Each line that holds the word "next" is to be identified and copied.

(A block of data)
+ + + +

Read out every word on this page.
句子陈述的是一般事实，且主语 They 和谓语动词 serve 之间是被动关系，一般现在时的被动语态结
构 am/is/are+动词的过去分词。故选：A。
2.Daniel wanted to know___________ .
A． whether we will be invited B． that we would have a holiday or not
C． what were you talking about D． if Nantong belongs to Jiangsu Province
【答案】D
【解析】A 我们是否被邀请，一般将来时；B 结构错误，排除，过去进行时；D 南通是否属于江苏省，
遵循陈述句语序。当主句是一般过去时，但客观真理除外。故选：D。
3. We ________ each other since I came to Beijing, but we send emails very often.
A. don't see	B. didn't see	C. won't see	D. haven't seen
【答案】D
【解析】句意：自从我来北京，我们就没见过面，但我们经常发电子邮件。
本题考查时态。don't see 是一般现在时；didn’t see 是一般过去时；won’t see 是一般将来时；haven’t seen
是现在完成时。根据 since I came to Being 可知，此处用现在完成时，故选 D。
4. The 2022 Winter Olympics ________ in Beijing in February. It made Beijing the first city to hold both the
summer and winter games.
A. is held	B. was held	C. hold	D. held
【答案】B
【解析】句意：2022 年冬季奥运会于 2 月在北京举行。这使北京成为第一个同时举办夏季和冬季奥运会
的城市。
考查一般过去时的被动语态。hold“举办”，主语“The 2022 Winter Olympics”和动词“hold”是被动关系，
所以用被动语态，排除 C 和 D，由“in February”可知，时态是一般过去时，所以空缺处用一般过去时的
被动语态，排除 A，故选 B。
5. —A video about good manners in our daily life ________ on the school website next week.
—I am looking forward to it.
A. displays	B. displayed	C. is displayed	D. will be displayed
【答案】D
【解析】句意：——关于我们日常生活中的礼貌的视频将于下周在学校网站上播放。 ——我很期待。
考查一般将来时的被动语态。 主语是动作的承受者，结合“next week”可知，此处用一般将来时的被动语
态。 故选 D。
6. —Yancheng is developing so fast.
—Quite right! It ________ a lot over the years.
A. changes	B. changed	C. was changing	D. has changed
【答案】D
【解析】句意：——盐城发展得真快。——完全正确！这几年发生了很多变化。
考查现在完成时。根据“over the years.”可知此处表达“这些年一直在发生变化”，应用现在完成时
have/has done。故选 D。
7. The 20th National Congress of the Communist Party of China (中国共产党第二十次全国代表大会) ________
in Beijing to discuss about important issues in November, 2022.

+ + + +

- _Task response_
5. —A video about good manners in our daily life ________ on the school website next week.
考查一般将来时的被动语态。 主语是动作的承受者，结合“next week”可知，此处用一般将来时的被动语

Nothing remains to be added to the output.